§ BRIEF
Omit every picture, then give all the entries again exactly.

§ INFORMATION GIVEN
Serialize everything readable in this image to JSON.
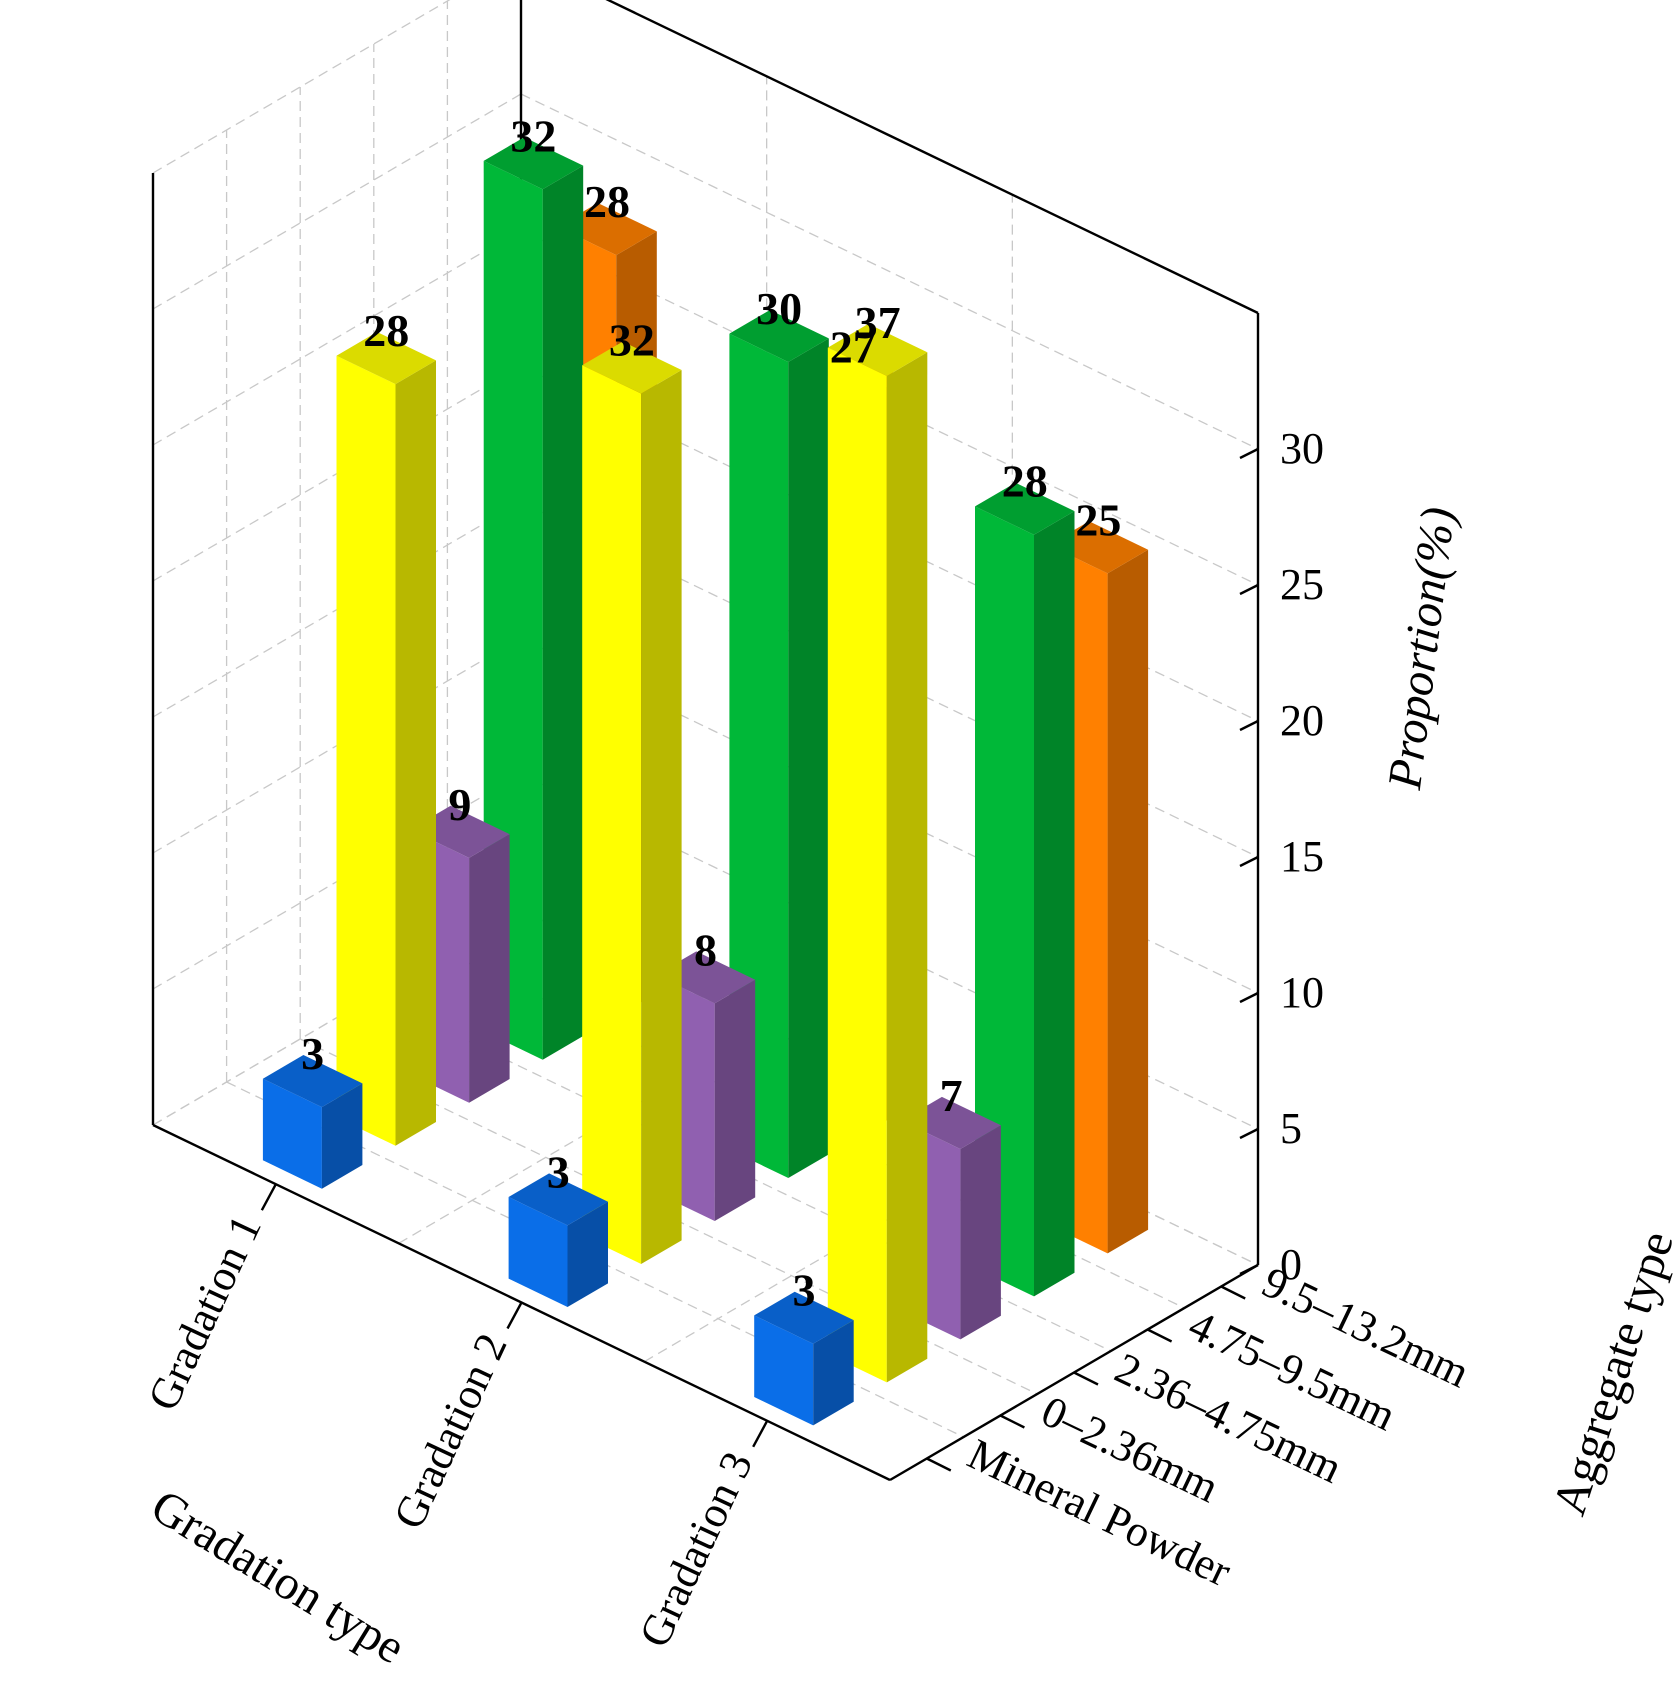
{
  "chart_data": {
    "type": "bar3d",
    "title": "",
    "x_axis": {
      "label": "Gradation type",
      "categories": [
        "Gradation 1",
        "Gradation 2",
        "Gradation 3"
      ]
    },
    "y_axis": {
      "label": "Aggregate type",
      "categories": [
        "Mineral Powder",
        "0–2.36mm",
        "2.36–4.75mm",
        "4.75–9.5mm",
        "9.5–13.2mm"
      ]
    },
    "z_axis": {
      "label": "Proportion(%)",
      "ticks": [
        0,
        5,
        10,
        15,
        20,
        25,
        30
      ],
      "range": [
        0,
        35
      ]
    },
    "series": [
      {
        "category": "Mineral Powder",
        "color": "#0a6ee8",
        "values": [
          3,
          3,
          3
        ]
      },
      {
        "category": "0–2.36mm",
        "color": "#ffff00",
        "values": [
          28,
          32,
          37
        ]
      },
      {
        "category": "2.36–4.75mm",
        "color": "#9060b0",
        "values": [
          9,
          8,
          7
        ]
      },
      {
        "category": "4.75–9.5mm",
        "color": "#00b838",
        "values": [
          32,
          30,
          28
        ]
      },
      {
        "category": "9.5–13.2mm",
        "color": "#ff8000",
        "values": [
          28,
          27,
          25
        ]
      }
    ],
    "grid": true
  }
}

§ TASK RESULT
Serialize everything readable in this image to JSON.
{
  "chart_data": {
    "type": "bar3d",
    "title": "",
    "x_axis": {
      "label": "Gradation type",
      "categories": [
        "Gradation 1",
        "Gradation 2",
        "Gradation 3"
      ]
    },
    "y_axis": {
      "label": "Aggregate type",
      "categories": [
        "Mineral Powder",
        "0–2.36mm",
        "2.36–4.75mm",
        "4.75–9.5mm",
        "9.5–13.2mm"
      ]
    },
    "z_axis": {
      "label": "Proportion(%)",
      "ticks": [
        0,
        5,
        10,
        15,
        20,
        25,
        30
      ],
      "range": [
        0,
        35
      ]
    },
    "series": [
      {
        "category": "Mineral Powder",
        "color": "#0a6ee8",
        "values": [
          3,
          3,
          3
        ]
      },
      {
        "category": "0–2.36mm",
        "color": "#ffff00",
        "values": [
          28,
          32,
          37
        ]
      },
      {
        "category": "2.36–4.75mm",
        "color": "#9060b0",
        "values": [
          9,
          8,
          7
        ]
      },
      {
        "category": "4.75–9.5mm",
        "color": "#00b838",
        "values": [
          32,
          30,
          28
        ]
      },
      {
        "category": "9.5–13.2mm",
        "color": "#ff8000",
        "values": [
          28,
          27,
          25
        ]
      }
    ],
    "grid": true
  }
}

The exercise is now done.